What this task involves:
Work out how many lines of the data hold the string "유상증자", and reply with that number alone.

──────

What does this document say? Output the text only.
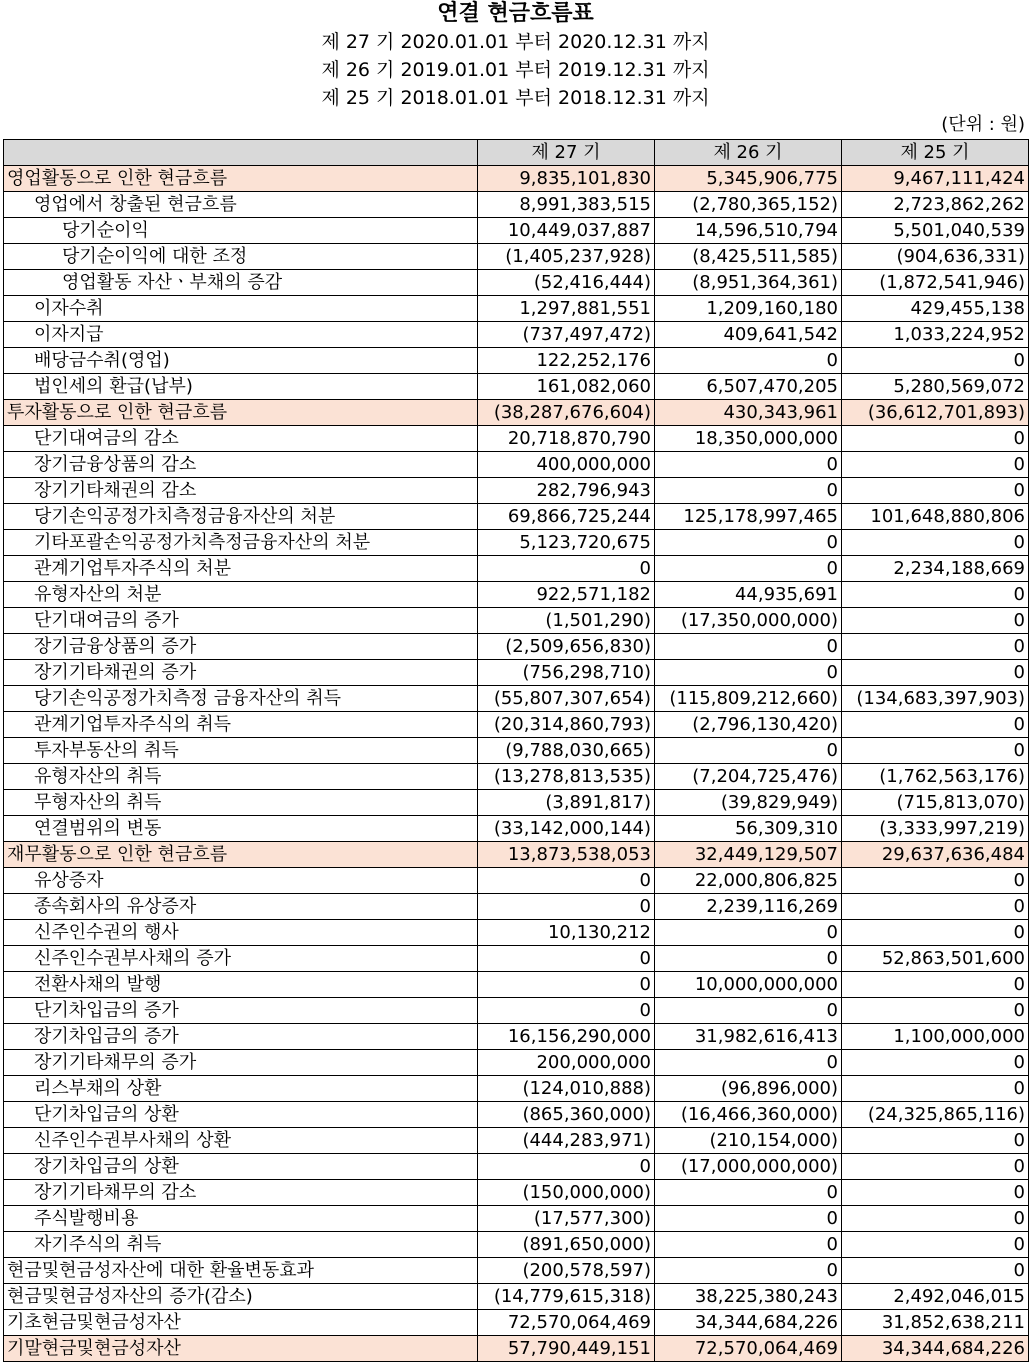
연결 현금흐름표
제 27 기 2020.01.01 부터 2020.12.31 까지
제 26 기 2019.01.01 부터 2019.12.31 까지
제 25 기 2018.01.01 부터 2018.12.31 까지
(단위 : 원)
	제 27 기	제 26 기	제 25 기
영업활동으로 인한 현금흐름	9,835,101,830	5,345,906,775	9,467,111,424
영업에서 창출된 현금흐름	8,991,383,515	(2,780,365,152)	2,723,862,262
당기순이익	10,449,037,887	14,596,510,794	5,501,040,539
당기순이익에 대한 조정	(1,405,237,928)	(8,425,511,585)	(904,636,331)
영업활동 자산ㆍ부채의 증감	(52,416,444)	(8,951,364,361)	(1,872,541,946)
이자수취	1,297,881,551	1,209,160,180	429,455,138
이자지급	(737,497,472)	409,641,542	1,033,224,952
배당금수취(영업)	122,252,176	0	0
법인세의 환급(납부)	161,082,060	6,507,470,205	5,280,569,072
투자활동으로 인한 현금흐름	(38,287,676,604)	430,343,961	(36,612,701,893)
단기대여금의 감소	20,718,870,790	18,350,000,000	0
장기금융상품의 감소	400,000,000	0	0
장기기타채권의 감소	282,796,943	0	0
당기손익공정가치측정금융자산의 처분	69,866,725,244	125,178,997,465	101,648,880,806
기타포괄손익공정가치측정금융자산의 처분	5,123,720,675	0	0
관계기업투자주식의 처분	0	0	2,234,188,669
유형자산의 처분	922,571,182	44,935,691	0
단기대여금의 증가	(1,501,290)	(17,350,000,000)	0
장기금융상품의 증가	(2,509,656,830)	0	0
장기기타채권의 증가	(756,298,710)	0	0
당기손익공정가치측정 금융자산의 취득	(55,807,307,654)	(115,809,212,660)	(134,683,397,903)
관계기업투자주식의 취득	(20,314,860,793)	(2,796,130,420)	0
투자부동산의 취득	(9,788,030,665)	0	0
유형자산의 취득	(13,278,813,535)	(7,204,725,476)	(1,762,563,176)
무형자산의 취득	(3,891,817)	(39,829,949)	(715,813,070)
연결범위의 변동	(33,142,000,144)	56,309,310	(3,333,997,219)
재무활동으로 인한 현금흐름	13,873,538,053	32,449,129,507	29,637,636,484
유상증자	0	22,000,806,825	0
종속회사의 유상증자	0	2,239,116,269	0
신주인수권의 행사	10,130,212	0	0
신주인수권부사채의 증가	0	0	52,863,501,600
전환사채의 발행	0	10,000,000,000	0
단기차입금의 증가	0	0	0
장기차입금의 증가	16,156,290,000	31,982,616,413	1,100,000,000
장기기타채무의 증가	200,000,000	0	0
리스부채의 상환	(124,010,888)	(96,896,000)	0
단기차입금의 상환	(865,360,000)	(16,466,360,000)	(24,325,865,116)
신주인수권부사채의 상환	(444,283,971)	(210,154,000)	0
장기차입금의 상환	0	(17,000,000,000)	0
장기기타채무의 감소	(150,000,000)	0	0
주식발행비용	(17,577,300)	0	0
자기주식의 취득	(891,650,000)	0	0
현금및현금성자산에 대한 환율변동효과	(200,578,597)	0	0
현금및현금성자산의 증가(감소)	(14,779,615,318)	38,225,380,243	2,492,046,015
기초현금및현금성자산	72,570,064,469	34,344,684,226	31,852,638,211
기말현금및현금성자산	57,790,449,151	72,570,064,469	34,344,684,226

──────

Completed exercise:
2